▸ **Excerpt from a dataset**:
►
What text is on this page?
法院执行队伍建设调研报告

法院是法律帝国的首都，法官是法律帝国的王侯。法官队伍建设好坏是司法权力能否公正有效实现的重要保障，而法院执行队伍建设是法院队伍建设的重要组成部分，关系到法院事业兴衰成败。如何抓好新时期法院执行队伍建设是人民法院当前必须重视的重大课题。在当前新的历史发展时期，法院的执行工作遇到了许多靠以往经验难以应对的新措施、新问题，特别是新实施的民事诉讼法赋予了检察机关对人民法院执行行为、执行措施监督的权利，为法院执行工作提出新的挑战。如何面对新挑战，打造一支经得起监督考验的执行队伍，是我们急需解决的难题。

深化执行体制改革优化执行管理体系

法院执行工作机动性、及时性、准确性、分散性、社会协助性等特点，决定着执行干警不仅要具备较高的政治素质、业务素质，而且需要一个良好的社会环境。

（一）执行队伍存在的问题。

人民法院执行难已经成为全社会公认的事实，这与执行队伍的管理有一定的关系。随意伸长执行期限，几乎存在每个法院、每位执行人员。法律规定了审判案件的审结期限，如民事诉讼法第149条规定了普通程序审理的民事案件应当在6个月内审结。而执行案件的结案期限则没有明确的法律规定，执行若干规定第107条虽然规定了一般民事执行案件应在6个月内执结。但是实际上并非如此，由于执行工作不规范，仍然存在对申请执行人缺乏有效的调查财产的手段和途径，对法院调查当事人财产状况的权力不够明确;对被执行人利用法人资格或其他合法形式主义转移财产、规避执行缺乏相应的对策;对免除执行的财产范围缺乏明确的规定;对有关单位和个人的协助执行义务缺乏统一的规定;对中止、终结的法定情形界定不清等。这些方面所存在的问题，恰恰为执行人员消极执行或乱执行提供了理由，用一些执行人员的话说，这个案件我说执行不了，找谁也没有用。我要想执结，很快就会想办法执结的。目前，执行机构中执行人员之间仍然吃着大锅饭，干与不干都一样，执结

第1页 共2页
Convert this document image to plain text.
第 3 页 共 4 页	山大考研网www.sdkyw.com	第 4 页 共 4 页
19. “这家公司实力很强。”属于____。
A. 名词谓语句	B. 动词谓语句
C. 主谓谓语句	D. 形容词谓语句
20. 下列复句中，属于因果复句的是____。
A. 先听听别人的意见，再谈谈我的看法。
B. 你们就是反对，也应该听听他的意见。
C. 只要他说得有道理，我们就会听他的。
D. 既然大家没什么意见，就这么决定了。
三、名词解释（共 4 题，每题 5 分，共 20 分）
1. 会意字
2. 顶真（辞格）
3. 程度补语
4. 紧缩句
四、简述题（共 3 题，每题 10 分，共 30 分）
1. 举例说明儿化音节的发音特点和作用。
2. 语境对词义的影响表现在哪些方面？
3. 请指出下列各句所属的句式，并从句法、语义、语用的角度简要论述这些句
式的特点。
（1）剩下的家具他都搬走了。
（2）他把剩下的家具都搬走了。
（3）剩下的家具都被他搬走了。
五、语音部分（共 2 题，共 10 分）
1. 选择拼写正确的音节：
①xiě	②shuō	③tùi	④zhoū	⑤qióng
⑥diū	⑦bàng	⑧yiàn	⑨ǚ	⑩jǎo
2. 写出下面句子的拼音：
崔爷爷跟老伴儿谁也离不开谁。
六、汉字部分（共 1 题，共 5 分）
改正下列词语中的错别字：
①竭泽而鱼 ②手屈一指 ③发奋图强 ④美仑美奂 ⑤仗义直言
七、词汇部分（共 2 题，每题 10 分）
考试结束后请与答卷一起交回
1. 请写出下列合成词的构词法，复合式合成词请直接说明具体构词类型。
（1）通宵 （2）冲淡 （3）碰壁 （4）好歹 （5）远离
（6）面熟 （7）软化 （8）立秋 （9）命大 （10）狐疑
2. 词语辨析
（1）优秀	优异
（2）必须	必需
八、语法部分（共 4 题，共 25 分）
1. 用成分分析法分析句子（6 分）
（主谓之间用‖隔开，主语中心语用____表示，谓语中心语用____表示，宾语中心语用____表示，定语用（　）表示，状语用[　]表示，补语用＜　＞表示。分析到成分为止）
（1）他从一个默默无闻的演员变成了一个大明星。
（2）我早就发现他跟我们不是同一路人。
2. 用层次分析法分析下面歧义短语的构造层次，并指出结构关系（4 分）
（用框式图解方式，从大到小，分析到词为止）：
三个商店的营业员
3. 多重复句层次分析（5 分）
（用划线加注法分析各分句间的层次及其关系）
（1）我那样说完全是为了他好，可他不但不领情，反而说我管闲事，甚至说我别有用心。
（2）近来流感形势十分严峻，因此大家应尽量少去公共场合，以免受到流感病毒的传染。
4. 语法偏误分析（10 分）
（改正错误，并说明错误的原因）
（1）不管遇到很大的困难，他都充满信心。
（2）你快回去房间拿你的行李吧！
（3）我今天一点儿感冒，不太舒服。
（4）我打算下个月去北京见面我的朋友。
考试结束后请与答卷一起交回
◄
▸ **Stated goal**: Exactly as shown above, return every record.

▸ **Solution for this problem**:
What text is on this page?
法院执行队伍建设调研报告

法院是法律帝国的首都，法官是法律帝国的王侯。法官队伍建设好坏是司法权力能否公正有效实现的重要保障，而法院执行队伍建设是法院队伍建设的重要组成部分，关系到法院事业兴衰成败。如何抓好新时期法院执行队伍建设是人民法院当前必须重视的重大课题。在当前新的历史发展时期，法院的执行工作遇到了许多靠以往经验难以应对的新措施、新问题，特别是新实施的民事诉讼法赋予了检察机关对人民法院执行行为、执行措施监督的权利，为法院执行工作提出新的挑战。如何面对新挑战，打造一支经得起监督考验的执行队伍，是我们急需解决的难题。

深化执行体制改革优化执行管理体系

法院执行工作机动性、及时性、准确性、分散性、社会协助性等特点，决定着执行干警不仅要具备较高的政治素质、业务素质，而且需要一个良好的社会环境。

（一）执行队伍存在的问题。

人民法院执行难已经成为全社会公认的事实，这与执行队伍的管理有一定的关系。随意伸长执行期限，几乎存在每个法院、每位执行人员。法律规定了审判案件的审结期限，如民事诉讼法第149条规定了普通程序审理的民事案件应当在6个月内审结。而执行案件的结案期限则没有明确的法律规定，执行若干规定第107条虽然规定了一般民事执行案件应在6个月内执结。但是实际上并非如此，由于执行工作不规范，仍然存在对申请执行人缺乏有效的调查财产的手段和途径，对法院调查当事人财产状况的权力不够明确;对被执行人利用法人资格或其他合法形式主义转移财产、规避执行缺乏相应的对策;对免除执行的财产范围缺乏明确的规定;对有关单位和个人的协助执行义务缺乏统一的规定;对中止、终结的法定情形界定不清等。这些方面所存在的问题，恰恰为执行人员消极执行或乱执行提供了理由，用一些执行人员的话说，这个案件我说执行不了，找谁也没有用。我要想执结，很快就会想办法执结的。目前，执行机构中执行人员之间仍然吃着大锅饭，干与不干都一样，执结

第1页 共2页
Convert this document image to plain text.
第 3 页 共 4 页	山大考研网www.sdkyw.com	第 4 页 共 4 页
19. “这家公司实力很强。”属于____。
A. 名词谓语句	B. 动词谓语句
C. 主谓谓语句	D. 形容词谓语句
20. 下列复句中，属于因果复句的是____。
A. 先听听别人的意见，再谈谈我的看法。
B. 你们就是反对，也应该听听他的意见。
C. 只要他说得有道理，我们就会听他的。
D. 既然大家没什么意见，就这么决定了。
三、名词解释（共 4 题，每题 5 分，共 20 分）
1. 会意字
2. 顶真（辞格）
3. 程度补语
4. 紧缩句
四、简述题（共 3 题，每题 10 分，共 30 分）
1. 举例说明儿化音节的发音特点和作用。
2. 语境对词义的影响表现在哪些方面？
3. 请指出下列各句所属的句式，并从句法、语义、语用的角度简要论述这些句
式的特点。
（1）剩下的家具他都搬走了。
（2）他把剩下的家具都搬走了。
（3）剩下的家具都被他搬走了。
五、语音部分（共 2 题，共 10 分）
1. 选择拼写正确的音节：
①xiě	②shuō	③tùi	④zhoū	⑤qióng
⑥diū	⑦bàng	⑧yiàn	⑨ǚ	⑩jǎo
2. 写出下面句子的拼音：
崔爷爷跟老伴儿谁也离不开谁。
六、汉字部分（共 1 题，共 5 分）
改正下列词语中的错别字：
①竭泽而鱼 ②手屈一指 ③发奋图强 ④美仑美奂 ⑤仗义直言
七、词汇部分（共 2 题，每题 10 分）
考试结束后请与答卷一起交回
1. 请写出下列合成词的构词法，复合式合成词请直接说明具体构词类型。
（1）通宵 （2）冲淡 （3）碰壁 （4）好歹 （5）远离
（6）面熟 （7）软化 （8）立秋 （9）命大 （10）狐疑
2. 词语辨析
（1）优秀	优异
（2）必须	必需
八、语法部分（共 4 题，共 25 分）
1. 用成分分析法分析句子（6 分）
（主谓之间用‖隔开，主语中心语用____表示，谓语中心语用____表示，宾语中心语用____表示，定语用（　）表示，状语用[　]表示，补语用＜　＞表示。分析到成分为止）
（1）他从一个默默无闻的演员变成了一个大明星。
（2）我早就发现他跟我们不是同一路人。
2. 用层次分析法分析下面歧义短语的构造层次，并指出结构关系（4 分）
（用框式图解方式，从大到小，分析到词为止）：
三个商店的营业员
3. 多重复句层次分析（5 分）
（用划线加注法分析各分句间的层次及其关系）
（1）我那样说完全是为了他好，可他不但不领情，反而说我管闲事，甚至说我别有用心。
（2）近来流感形势十分严峻，因此大家应尽量少去公共场合，以免受到流感病毒的传染。
4. 语法偏误分析（10 分）
（改正错误，并说明错误的原因）
（1）不管遇到很大的困难，他都充满信心。
（2）你快回去房间拿你的行李吧！
（3）我今天一点儿感冒，不太舒服。
（4）我打算下个月去北京见面我的朋友。
考试结束后请与答卷一起交回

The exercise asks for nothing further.